◆ Objective:
Transcribe the records below exactly, leaving out any pictures.

◆ Data listing:
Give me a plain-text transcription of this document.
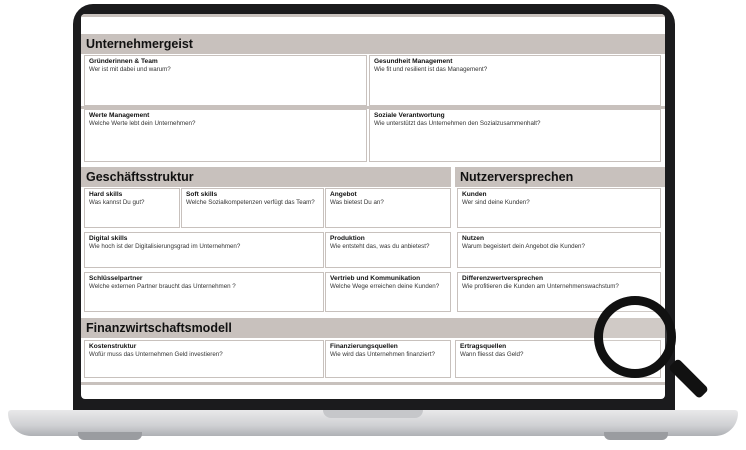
Unternehmergeist
Gründerinnen & Team
Wer ist mit dabei und warum?
Gesundheit Management
Wie fit und resilient ist das Management?
Werte Management
Welche Werte lebt dein Unternehmen?
Soziale Verantwortung
Wie unterstützt das Unternehmen den Sozialzusammenhalt?
Geschäftsstruktur
Hard skills
Was kannst Du gut?
Soft skills
Welche Sozialkompetenzen verfügt das Team?
Angebot
Was bietest Du an?
Digital skills
Wie hoch ist der Digitalisierungsgrad im Unternehmen?
Produktion
Wie entsteht das, was du anbietest?
Schlüsselpartner
Welche externen Partner braucht das Unternehmen ?
Vertrieb und Kommunikation
Welche Wege erreichen deine Kunden?
Nutzerversprechen
Kunden
Wer sind deine Kunden?
Nutzen
Warum begeistert dein Angebot die Kunden?
Differenzwertversprechen
Wie profitieren die Kunden am Unternehmenswachstum?
Finanzwirtschaftsmodell
Kostenstruktur
Wofür muss das Unternehmen Geld investieren?
Finanzierungsquellen
Wie wird das Unternehmen finanziert?
Ertragsquellen
Wann fliesst das Geld?
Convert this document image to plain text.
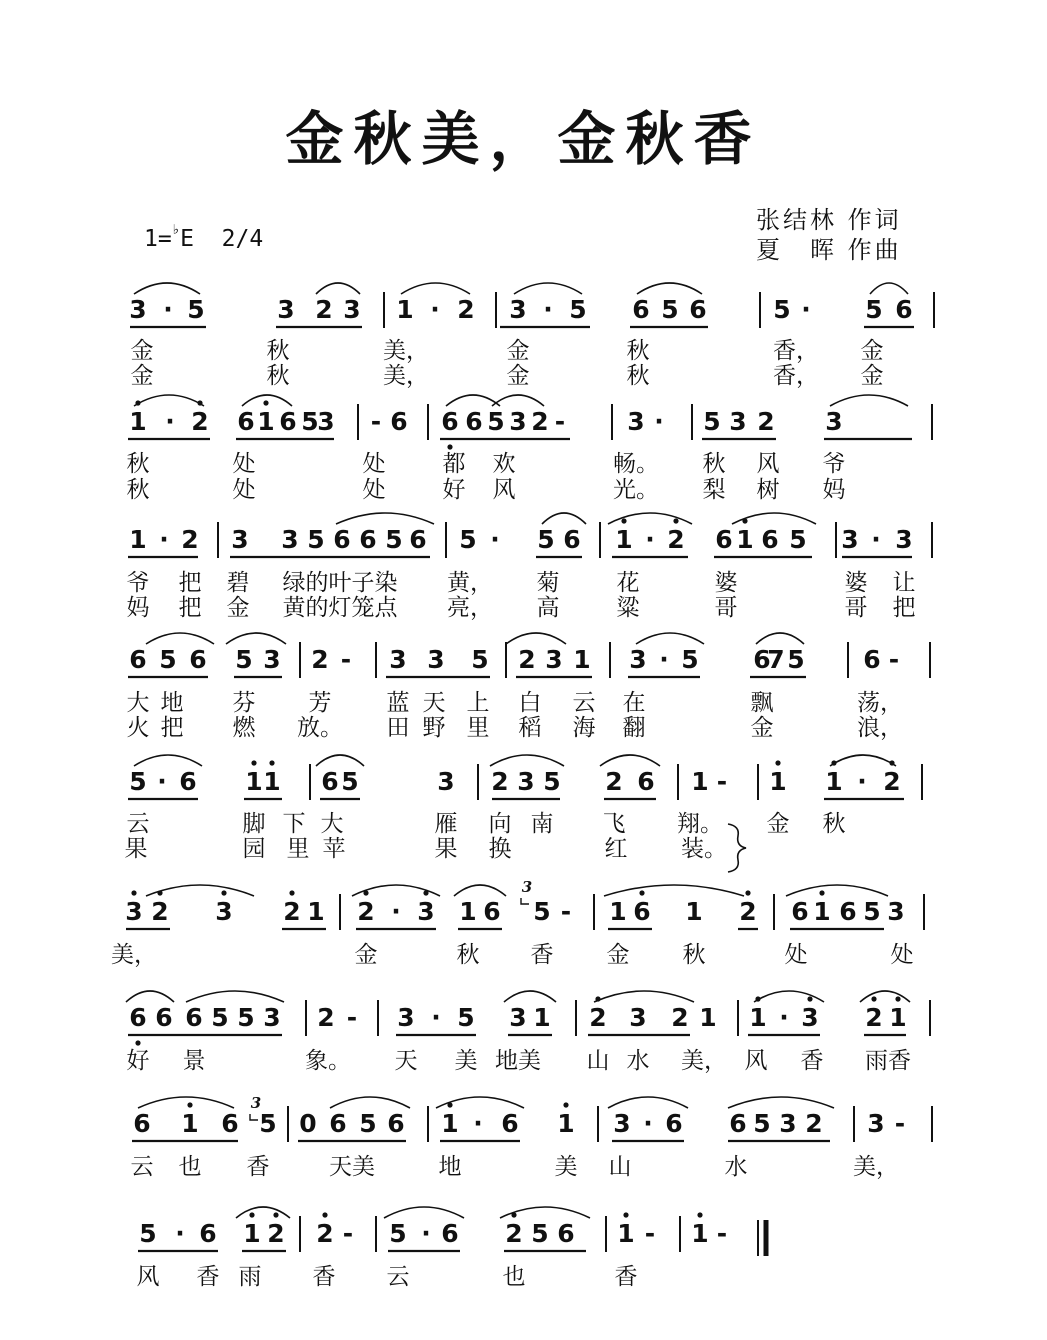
金秋美，金秋香
张结林 作词
夏　晖 作曲
1=♭E  2/4
3 · 5	3 2 3 1 · 2 3 · 5 6 5 6	5 · 5 6
金	秋	美，	金	秋	香， 金
金	秋	美，	金	秋	香， 金
1 · 2 6 1 6 5
3 - 6 6 6 5 3 2 - 3 · 5 3 2 3
秋	处	处 都 欢	畅。 秋 风 爷
秋	处	处 好 风	光。 梨 树 妈
1 · 2 3 3 5 6 6 5 6 5 · 5 6 1 · 2 6 1 6 5 3 · 3
爷 把 碧 绿的叶子染 黄， 菊 花	婆	婆 让
妈 把 金 黄的灯笼点 亮， 高 粱	哥	哥 把
6 5 6 5 3 2 - 3 3 5 2 3 1 3 · 5 6
7 5 6 -
大 地 芬 芳 蓝 天 上 白 云 在	飘	荡，
火 把 燃 放。 田 野 里 稻 海 翻	金	浪，
5 · 6 1 1 6 5	3 2 3 5 2 6 1 - 1 1 · 2
云	脚 下 大	雁 向 南 飞 翔。 金 秋
果	园 里 苹	果 换	红 装。
3 2 3 2 1 2 · 3 1 6 5 - 1 6 1 2 6 1 6 5 3
美，	金	秋 香 金 秋	处	处
6 6 6 5 5 3 2 - 3 · 5 3 1 2 3 2 1 1 · 3 2 1
好 景	象。 天 美 地美 山 水 美， 风 香 雨香
6 1 6 5 0 6 5 6 1 · 6 1 3 · 6 6 5 3 2 3 -
云 也 香	天美	地	美 山	水	美，
5 · 6 1 2 2 - 5 · 6 2 5 6 1 - 1 -
风 香 雨 香 云	也	香
3
3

◆ Full answer:
Give me a plain-text transcription of this document.
Unternehmergeist
Gründerinnen & Team
Wer ist mit dabei und warum?
Gesundheit Management
Wie fit und resilient ist das Management?
Werte Management
Welche Werte lebt dein Unternehmen?
Soziale Verantwortung
Wie unterstützt das Unternehmen den Sozialzusammenhalt?
Geschäftsstruktur
Hard skills
Was kannst Du gut?
Soft skills
Welche Sozialkompetenzen verfügt das Team?
Angebot
Was bietest Du an?
Digital skills
Wie hoch ist der Digitalisierungsgrad im Unternehmen?
Produktion
Wie entsteht das, was du anbietest?
Schlüsselpartner
Welche externen Partner braucht das Unternehmen ?
Vertrieb und Kommunikation
Welche Wege erreichen deine Kunden?
Nutzerversprechen
Kunden
Wer sind deine Kunden?
Nutzen
Warum begeistert dein Angebot die Kunden?
Differenzwertversprechen
Wie profitieren die Kunden am Unternehmenswachstum?
Finanzwirtschaftsmodell
Kostenstruktur
Wofür muss das Unternehmen Geld investieren?
Finanzierungsquellen
Wie wird das Unternehmen finanziert?
Ertragsquellen
Wann fliesst das Geld?
Convert this document image to plain text.
金秋美，金秋香
张结林 作词
夏　晖 作曲
1=♭E  2/4
3 · 5	3 2 3 1 · 2 3 · 5 6 5 6	5 · 5 6
金	秋	美，	金	秋	香， 金
金	秋	美，	金	秋	香， 金
1 · 2 6 1 6 5
3 - 6 6 6 5 3 2 - 3 · 5 3 2 3
秋	处	处 都 欢	畅。 秋 风 爷
秋	处	处 好 风	光。 梨 树 妈
1 · 2 3 3 5 6 6 5 6 5 · 5 6 1 · 2 6 1 6 5 3 · 3
爷 把 碧 绿的叶子染 黄， 菊 花	婆	婆 让
妈 把 金 黄的灯笼点 亮， 高 粱	哥	哥 把
6 5 6 5 3 2 - 3 3 5 2 3 1 3 · 5 6
7 5 6 -
大 地 芬 芳 蓝 天 上 白 云 在	飘	荡，
火 把 燃 放。 田 野 里 稻 海 翻	金	浪，
5 · 6 1 1 6 5	3 2 3 5 2 6 1 - 1 1 · 2
云	脚 下 大	雁 向 南 飞 翔。 金 秋
果	园 里 苹	果 换	红 装。
3 2 3 2 1 2 · 3 1 6 5 - 1 6 1 2 6 1 6 5 3
美，	金	秋 香 金 秋	处	处
6 6 6 5 5 3 2 - 3 · 5 3 1 2 3 2 1 1 · 3 2 1
好 景	象。 天 美 地美 山 水 美， 风 香 雨香
6 1 6 5 0 6 5 6 1 · 6 1 3 · 6 6 5 3 2 3 -
云 也 香	天美	地	美 山	水	美，
5 · 6 1 2 2 - 5 · 6 2 5 6 1 - 1 -
风 香 雨 香 云	也	香
3
3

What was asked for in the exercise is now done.